◆ Stored records:
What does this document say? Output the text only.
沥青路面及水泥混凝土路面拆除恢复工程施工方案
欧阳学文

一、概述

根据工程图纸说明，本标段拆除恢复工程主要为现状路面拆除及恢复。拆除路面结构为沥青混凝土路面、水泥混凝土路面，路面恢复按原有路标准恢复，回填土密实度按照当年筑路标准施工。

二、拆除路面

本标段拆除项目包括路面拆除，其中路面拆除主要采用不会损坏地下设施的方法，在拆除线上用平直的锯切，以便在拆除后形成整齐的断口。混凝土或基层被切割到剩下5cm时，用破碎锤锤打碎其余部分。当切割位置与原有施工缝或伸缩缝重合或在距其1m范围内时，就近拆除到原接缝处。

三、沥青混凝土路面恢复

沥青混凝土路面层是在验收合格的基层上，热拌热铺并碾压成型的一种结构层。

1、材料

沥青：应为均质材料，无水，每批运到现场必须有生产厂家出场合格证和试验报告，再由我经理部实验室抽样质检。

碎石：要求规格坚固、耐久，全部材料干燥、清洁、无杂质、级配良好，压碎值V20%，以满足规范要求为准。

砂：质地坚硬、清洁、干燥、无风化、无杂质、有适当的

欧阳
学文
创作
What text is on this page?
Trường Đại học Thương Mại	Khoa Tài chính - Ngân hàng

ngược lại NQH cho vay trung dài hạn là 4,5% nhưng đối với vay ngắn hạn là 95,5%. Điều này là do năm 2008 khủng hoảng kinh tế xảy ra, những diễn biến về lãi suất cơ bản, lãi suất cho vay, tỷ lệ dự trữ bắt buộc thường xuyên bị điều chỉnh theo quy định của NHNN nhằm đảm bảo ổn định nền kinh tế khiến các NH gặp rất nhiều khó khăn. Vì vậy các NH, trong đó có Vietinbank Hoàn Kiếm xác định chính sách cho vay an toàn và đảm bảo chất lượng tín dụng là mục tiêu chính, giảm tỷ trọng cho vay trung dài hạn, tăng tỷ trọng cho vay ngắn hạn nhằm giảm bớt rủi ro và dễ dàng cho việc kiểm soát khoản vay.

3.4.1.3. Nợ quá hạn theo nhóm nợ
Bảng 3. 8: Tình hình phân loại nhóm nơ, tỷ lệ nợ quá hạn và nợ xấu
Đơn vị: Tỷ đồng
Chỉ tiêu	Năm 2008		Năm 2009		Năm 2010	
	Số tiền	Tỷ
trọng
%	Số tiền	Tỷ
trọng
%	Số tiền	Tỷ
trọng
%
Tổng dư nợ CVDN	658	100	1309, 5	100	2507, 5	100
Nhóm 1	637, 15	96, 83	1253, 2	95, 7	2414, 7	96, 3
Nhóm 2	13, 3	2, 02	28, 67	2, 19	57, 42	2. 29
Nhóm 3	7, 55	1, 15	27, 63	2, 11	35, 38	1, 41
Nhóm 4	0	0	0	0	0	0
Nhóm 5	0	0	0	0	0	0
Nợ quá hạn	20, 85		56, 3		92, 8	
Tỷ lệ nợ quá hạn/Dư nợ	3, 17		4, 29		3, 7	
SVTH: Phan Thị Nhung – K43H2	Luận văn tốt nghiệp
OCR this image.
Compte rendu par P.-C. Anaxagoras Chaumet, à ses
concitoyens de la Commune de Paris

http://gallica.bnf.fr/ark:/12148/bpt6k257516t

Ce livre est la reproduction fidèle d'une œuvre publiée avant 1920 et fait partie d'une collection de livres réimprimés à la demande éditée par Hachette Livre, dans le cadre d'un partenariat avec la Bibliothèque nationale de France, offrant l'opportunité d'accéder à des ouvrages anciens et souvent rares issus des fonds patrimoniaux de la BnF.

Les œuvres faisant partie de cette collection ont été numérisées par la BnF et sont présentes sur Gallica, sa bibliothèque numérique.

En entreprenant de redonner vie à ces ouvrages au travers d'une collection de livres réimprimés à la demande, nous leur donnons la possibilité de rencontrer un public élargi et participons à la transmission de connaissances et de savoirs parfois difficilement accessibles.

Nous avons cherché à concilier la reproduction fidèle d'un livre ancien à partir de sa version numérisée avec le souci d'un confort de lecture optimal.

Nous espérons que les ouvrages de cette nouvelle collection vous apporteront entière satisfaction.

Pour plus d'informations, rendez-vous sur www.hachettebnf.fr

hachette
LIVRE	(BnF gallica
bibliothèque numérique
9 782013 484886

◆ Stated exercise: The lines above should be duplicated exactly.

◆ Output of the exercise:
What does this document say? Output the text only.
沥青路面及水泥混凝土路面拆除恢复工程施工方案
欧阳学文

一、概述

根据工程图纸说明，本标段拆除恢复工程主要为现状路面拆除及恢复。拆除路面结构为沥青混凝土路面、水泥混凝土路面，路面恢复按原有路标准恢复，回填土密实度按照当年筑路标准施工。

二、拆除路面

本标段拆除项目包括路面拆除，其中路面拆除主要采用不会损坏地下设施的方法，在拆除线上用平直的锯切，以便在拆除后形成整齐的断口。混凝土或基层被切割到剩下5cm时，用破碎锤锤打碎其余部分。当切割位置与原有施工缝或伸缩缝重合或在距其1m范围内时，就近拆除到原接缝处。

三、沥青混凝土路面恢复

沥青混凝土路面层是在验收合格的基层上，热拌热铺并碾压成型的一种结构层。

1、材料

沥青：应为均质材料，无水，每批运到现场必须有生产厂家出场合格证和试验报告，再由我经理部实验室抽样质检。

碎石：要求规格坚固、耐久，全部材料干燥、清洁、无杂质、级配良好，压碎值V20%，以满足规范要求为准。

砂：质地坚硬、清洁、干燥、无风化、无杂质、有适当的

欧阳
学文
创作
What text is on this page?
Trường Đại học Thương Mại	Khoa Tài chính - Ngân hàng

ngược lại NQH cho vay trung dài hạn là 4,5% nhưng đối với vay ngắn hạn là 95,5%. Điều này là do năm 2008 khủng hoảng kinh tế xảy ra, những diễn biến về lãi suất cơ bản, lãi suất cho vay, tỷ lệ dự trữ bắt buộc thường xuyên bị điều chỉnh theo quy định của NHNN nhằm đảm bảo ổn định nền kinh tế khiến các NH gặp rất nhiều khó khăn. Vì vậy các NH, trong đó có Vietinbank Hoàn Kiếm xác định chính sách cho vay an toàn và đảm bảo chất lượng tín dụng là mục tiêu chính, giảm tỷ trọng cho vay trung dài hạn, tăng tỷ trọng cho vay ngắn hạn nhằm giảm bớt rủi ro và dễ dàng cho việc kiểm soát khoản vay.

3.4.1.3. Nợ quá hạn theo nhóm nợ
Bảng 3. 8: Tình hình phân loại nhóm nơ, tỷ lệ nợ quá hạn và nợ xấu
Đơn vị: Tỷ đồng
Chỉ tiêu	Năm 2008		Năm 2009		Năm 2010	
	Số tiền	Tỷ
trọng
%	Số tiền	Tỷ
trọng
%	Số tiền	Tỷ
trọng
%
Tổng dư nợ CVDN	658	100	1309, 5	100	2507, 5	100
Nhóm 1	637, 15	96, 83	1253, 2	95, 7	2414, 7	96, 3
Nhóm 2	13, 3	2, 02	28, 67	2, 19	57, 42	2. 29
Nhóm 3	7, 55	1, 15	27, 63	2, 11	35, 38	1, 41
Nhóm 4	0	0	0	0	0	0
Nhóm 5	0	0	0	0	0	0
Nợ quá hạn	20, 85		56, 3		92, 8	
Tỷ lệ nợ quá hạn/Dư nợ	3, 17		4, 29		3, 7	
SVTH: Phan Thị Nhung – K43H2	Luận văn tốt nghiệp
OCR this image.
Compte rendu par P.-C. Anaxagoras Chaumet, à ses
concitoyens de la Commune de Paris

http://gallica.bnf.fr/ark:/12148/bpt6k257516t

Ce livre est la reproduction fidèle d'une œuvre publiée avant 1920 et fait partie d'une collection de livres réimprimés à la demande éditée par Hachette Livre, dans le cadre d'un partenariat avec la Bibliothèque nationale de France, offrant l'opportunité d'accéder à des ouvrages anciens et souvent rares issus des fonds patrimoniaux de la BnF.

Les œuvres faisant partie de cette collection ont été numérisées par la BnF et sont présentes sur Gallica, sa bibliothèque numérique.

En entreprenant de redonner vie à ces ouvrages au travers d'une collection de livres réimprimés à la demande, nous leur donnons la possibilité de rencontrer un public élargi et participons à la transmission de connaissances et de savoirs parfois difficilement accessibles.

Nous avons cherché à concilier la reproduction fidèle d'un livre ancien à partir de sa version numérisée avec le souci d'un confort de lecture optimal.

Nous espérons que les ouvrages de cette nouvelle collection vous apporteront entière satisfaction.

Pour plus d'informations, rendez-vous sur www.hachettebnf.fr

hachette
LIVRE	(BnF gallica
bibliothèque numérique
9 782013 484886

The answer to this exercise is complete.